* CHALLENGE *
Answer with one number: how many lines have "Affect".
%%
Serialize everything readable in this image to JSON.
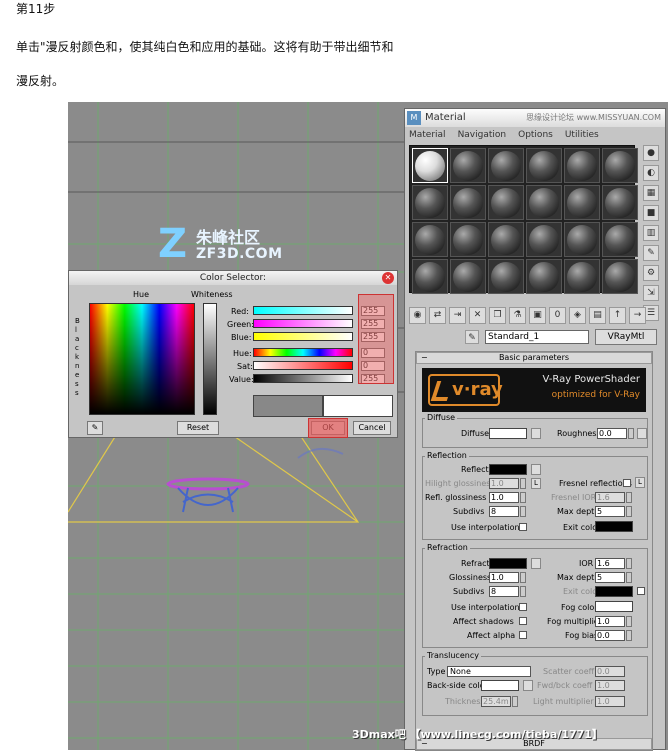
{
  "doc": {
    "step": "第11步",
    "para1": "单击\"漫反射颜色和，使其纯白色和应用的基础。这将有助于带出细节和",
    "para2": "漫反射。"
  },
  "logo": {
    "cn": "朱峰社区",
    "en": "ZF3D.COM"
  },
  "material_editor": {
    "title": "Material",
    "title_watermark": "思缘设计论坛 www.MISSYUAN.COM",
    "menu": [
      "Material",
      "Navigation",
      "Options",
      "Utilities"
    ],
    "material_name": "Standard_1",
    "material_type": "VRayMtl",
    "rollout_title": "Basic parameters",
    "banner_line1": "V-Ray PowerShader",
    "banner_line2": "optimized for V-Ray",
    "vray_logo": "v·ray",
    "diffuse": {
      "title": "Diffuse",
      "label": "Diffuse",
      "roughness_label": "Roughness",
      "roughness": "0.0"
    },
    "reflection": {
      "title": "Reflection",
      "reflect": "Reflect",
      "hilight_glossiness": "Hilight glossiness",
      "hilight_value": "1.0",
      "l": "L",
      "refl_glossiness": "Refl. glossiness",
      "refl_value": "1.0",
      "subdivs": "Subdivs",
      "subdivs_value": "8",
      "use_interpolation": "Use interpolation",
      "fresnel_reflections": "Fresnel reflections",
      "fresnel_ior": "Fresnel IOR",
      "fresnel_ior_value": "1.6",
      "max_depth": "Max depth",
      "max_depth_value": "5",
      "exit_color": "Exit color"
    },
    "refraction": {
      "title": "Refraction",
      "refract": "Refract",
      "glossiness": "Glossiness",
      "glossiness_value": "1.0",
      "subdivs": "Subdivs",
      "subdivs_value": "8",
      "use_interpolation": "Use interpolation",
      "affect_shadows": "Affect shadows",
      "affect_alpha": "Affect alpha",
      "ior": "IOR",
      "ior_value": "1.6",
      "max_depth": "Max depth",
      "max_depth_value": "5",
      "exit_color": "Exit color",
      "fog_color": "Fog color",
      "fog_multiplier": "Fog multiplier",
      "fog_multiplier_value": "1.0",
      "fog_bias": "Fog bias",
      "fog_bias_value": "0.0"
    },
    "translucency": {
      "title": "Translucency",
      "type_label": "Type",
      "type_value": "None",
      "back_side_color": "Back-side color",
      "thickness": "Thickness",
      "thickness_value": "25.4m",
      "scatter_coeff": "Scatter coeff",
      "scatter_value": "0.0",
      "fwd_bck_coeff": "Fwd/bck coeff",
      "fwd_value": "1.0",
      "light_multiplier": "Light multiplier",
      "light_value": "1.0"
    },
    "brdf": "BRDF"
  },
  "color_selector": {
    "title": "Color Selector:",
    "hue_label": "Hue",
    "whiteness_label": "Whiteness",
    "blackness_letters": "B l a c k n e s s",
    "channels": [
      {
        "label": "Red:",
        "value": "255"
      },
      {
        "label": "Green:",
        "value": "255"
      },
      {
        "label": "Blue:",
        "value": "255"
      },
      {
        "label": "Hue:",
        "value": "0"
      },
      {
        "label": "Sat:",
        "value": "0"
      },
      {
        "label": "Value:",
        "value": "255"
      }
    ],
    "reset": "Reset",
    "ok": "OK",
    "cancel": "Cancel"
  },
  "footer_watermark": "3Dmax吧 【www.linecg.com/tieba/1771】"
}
%%
%%
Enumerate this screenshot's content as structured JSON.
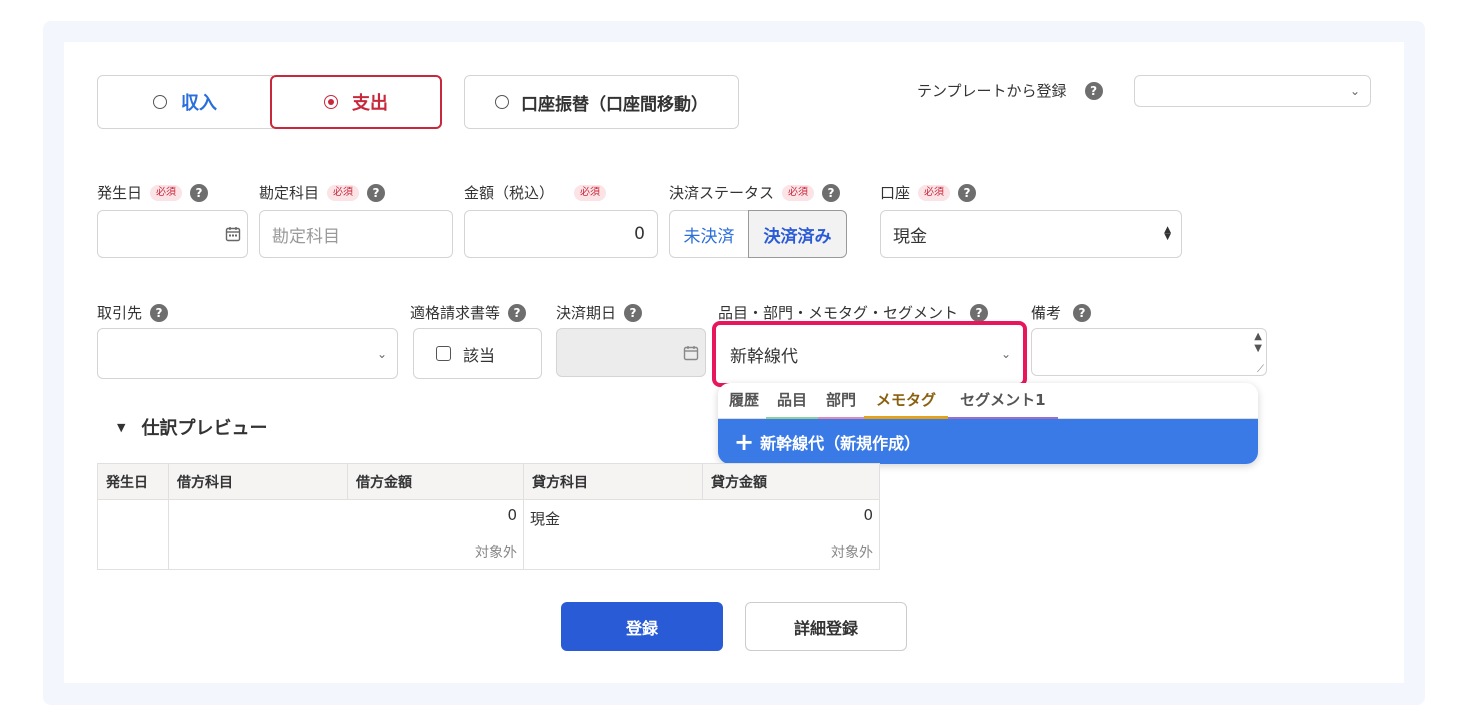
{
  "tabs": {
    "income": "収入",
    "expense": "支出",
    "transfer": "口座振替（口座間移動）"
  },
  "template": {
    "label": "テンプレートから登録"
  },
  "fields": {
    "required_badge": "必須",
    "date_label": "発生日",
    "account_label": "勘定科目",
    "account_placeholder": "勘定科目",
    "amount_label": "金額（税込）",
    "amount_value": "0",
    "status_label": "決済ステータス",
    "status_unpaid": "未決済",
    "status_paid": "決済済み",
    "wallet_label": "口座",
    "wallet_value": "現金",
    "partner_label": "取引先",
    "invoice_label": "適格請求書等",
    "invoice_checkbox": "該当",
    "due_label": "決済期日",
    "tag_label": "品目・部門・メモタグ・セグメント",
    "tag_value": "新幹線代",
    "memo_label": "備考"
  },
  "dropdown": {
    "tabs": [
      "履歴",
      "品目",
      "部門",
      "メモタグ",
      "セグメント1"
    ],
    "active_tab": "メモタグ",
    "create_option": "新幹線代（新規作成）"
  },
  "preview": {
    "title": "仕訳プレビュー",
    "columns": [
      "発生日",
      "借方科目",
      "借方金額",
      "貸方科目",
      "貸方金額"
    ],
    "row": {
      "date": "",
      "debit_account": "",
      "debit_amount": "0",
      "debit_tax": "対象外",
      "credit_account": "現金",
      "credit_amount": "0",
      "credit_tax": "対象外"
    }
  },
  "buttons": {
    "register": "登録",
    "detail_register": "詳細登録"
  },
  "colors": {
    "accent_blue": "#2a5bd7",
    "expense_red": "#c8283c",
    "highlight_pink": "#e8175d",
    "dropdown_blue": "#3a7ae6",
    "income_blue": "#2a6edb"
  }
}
%%
* RESPONSE *
2